Short problem: Leaving the pictures aside, transcribe every line below exactly.

[Collected data]
====
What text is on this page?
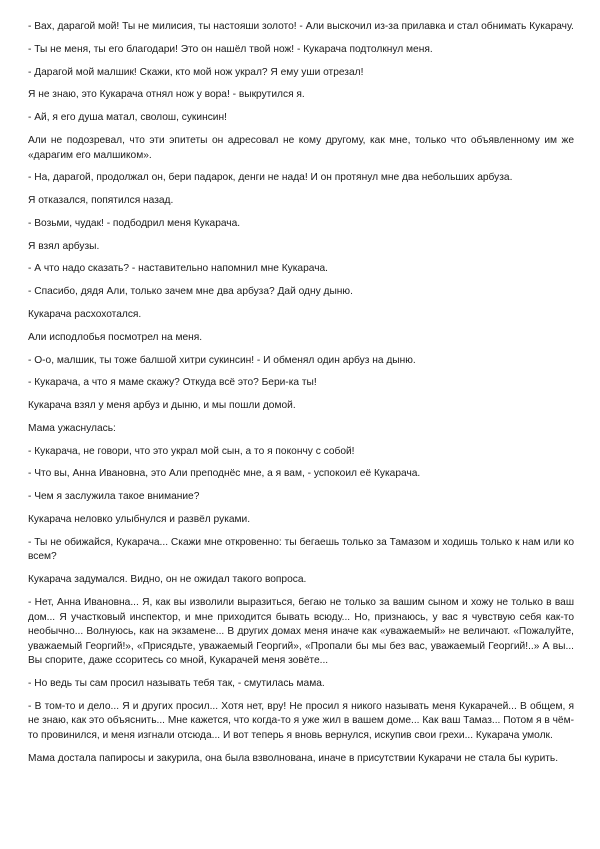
- Вах, дарагой мой! Ты не милисия, ты настояши золото! - Али выскочил из-за прилавка и стал обнимать Кукарачу.

- Ты не меня, ты его благодари! Это он нашёл твой нож! - Кукарача подтолкнул меня.

- Дарагой мой малшик! Скажи, кто мой нож украл? Я ему уши отрезал!

Я не знаю, это Кукарача отнял нож у вора! - выкрутился я.

- Ай, я его душа матал, сволош, сукинсин!

Али не подозревал, что эти эпитеты он адресовал не кому другому, как мне, только что объявленному им же «дарагим его малшиком».

- На, дарагой, продолжал он, бери падарок, денги не нада! И он протянул мне два небольших арбуза.

Я отказался, попятился назад.

- Возьми, чудак! - подбодрил меня Кукарача.

Я взял арбузы.

- А что надо сказать? - наставительно напомнил мне Кукарача.

- Спасибо, дядя Али, только зачем мне два арбуза? Дай одну дыню.

Кукарача расхохотался.

Али исподлобья посмотрел на меня.

- О-о, малшик, ты тоже балшой хитри сукинсин! - И обменял один арбуз на дыню.

- Кукарача, а что я маме скажу? Откуда всё это? Бери-ка ты!

Кукарача взял у меня арбуз и дыню, и мы пошли домой.

Мама ужаснулась:

- Кукарача, не говори, что это украл мой сын, а то я покончу с собой!

- Что вы, Анна Ивановна, это Али преподнёс мне, а я вам, - успокоил её Кукарача.

- Чем я заслужила такое внимание?

Кукарача неловко улыбнулся и развёл руками.

- Ты не обижайся, Кукарача... Скажи мне откровенно: ты бегаешь только за Тамазом и ходишь только к нам или ко всем?

Кукарача задумался. Видно, он не ожидал такого вопроса.

- Нет, Анна Ивановна... Я, как вы изволили выразиться, бегаю не только за вашим сыном и хожу не только в ваш дом... Я участковый инспектор, и мне приходится бывать всюду... Но, признаюсь, у вас я чувствую себя как-то необычно... Волнуюсь, как на экзамене... В других домах меня иначе как «уважаемый» не величают. «Пожалуйте, уважаемый Георгий!», «Присядьте, уважаемый Георгий», «Пропали бы мы без вас, уважаемый Георгий!..» А вы... Вы спорите, даже ссоритесь со мной, Кукарачей меня зовёте...

- Но ведь ты сам просил называть тебя так, - смутилась мама.

- В том-то и дело... Я и других просил... Хотя нет, вру! Не просил я никого называть меня Кукарачей... В общем, я не знаю, как это объяснить... Мне кажется, что когда-то я уже жил в вашем доме... Как ваш Тамаз... Потом я в чём-то провинился, и меня изгнали отсюда... И вот теперь я вновь вернулся, искупив свои грехи... Кукарача умолк.

Мама достала папиросы и закурила, она была взволнована, иначе в присутствии Кукарачи не стала бы курить.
====
Reply:
What text is on this page?
- Вах, дарагой мой! Ты не милисия, ты настояши золото! - Али выскочил из-за прилавка и стал обнимать Кукарачу.

- Ты не меня, ты его благодари! Это он нашёл твой нож! - Кукарача подтолкнул меня.

- Дарагой мой малшик! Скажи, кто мой нож украл? Я ему уши отрезал!

Я не знаю, это Кукарача отнял нож у вора! - выкрутился я.

- Ай, я его душа матал, сволош, сукинсин!

Али не подозревал, что эти эпитеты он адресовал не кому другому, как мне, только что объявленному им же «дарагим его малшиком».

- На, дарагой, продолжал он, бери падарок, денги не нада! И он протянул мне два небольших арбуза.

Я отказался, попятился назад.

- Возьми, чудак! - подбодрил меня Кукарача.

Я взял арбузы.

- А что надо сказать? - наставительно напомнил мне Кукарача.

- Спасибо, дядя Али, только зачем мне два арбуза? Дай одну дыню.

Кукарача расхохотался.

Али исподлобья посмотрел на меня.

- О-о, малшик, ты тоже балшой хитри сукинсин! - И обменял один арбуз на дыню.

- Кукарача, а что я маме скажу? Откуда всё это? Бери-ка ты!

Кукарача взял у меня арбуз и дыню, и мы пошли домой.

Мама ужаснулась:

- Кукарача, не говори, что это украл мой сын, а то я покончу с собой!

- Что вы, Анна Ивановна, это Али преподнёс мне, а я вам, - успокоил её Кукарача.

- Чем я заслужила такое внимание?

Кукарача неловко улыбнулся и развёл руками.

- Ты не обижайся, Кукарача... Скажи мне откровенно: ты бегаешь только за Тамазом и ходишь только к нам или ко всем?

Кукарача задумался. Видно, он не ожидал такого вопроса.

- Нет, Анна Ивановна... Я, как вы изволили выразиться, бегаю не только за вашим сыном и хожу не только в ваш дом... Я участковый инспектор, и мне приходится бывать всюду... Но, признаюсь, у вас я чувствую себя как-то необычно... Волнуюсь, как на экзамене... В других домах меня иначе как «уважаемый» не величают. «Пожалуйте, уважаемый Георгий!», «Присядьте, уважаемый Георгий», «Пропали бы мы без вас, уважаемый Георгий!..» А вы... Вы спорите, даже ссоритесь со мной, Кукарачей меня зовёте...

- Но ведь ты сам просил называть тебя так, - смутилась мама.

- В том-то и дело... Я и других просил... Хотя нет, вру! Не просил я никого называть меня Кукарачей... В общем, я не знаю, как это объяснить... Мне кажется, что когда-то я уже жил в вашем доме... Как ваш Тамаз... Потом я в чём-то провинился, и меня изгнали отсюда... И вот теперь я вновь вернулся, искупив свои грехи... Кукарача умолк.

Мама достала папиросы и закурила, она была взволнована, иначе в присутствии Кукарачи не стала бы курить.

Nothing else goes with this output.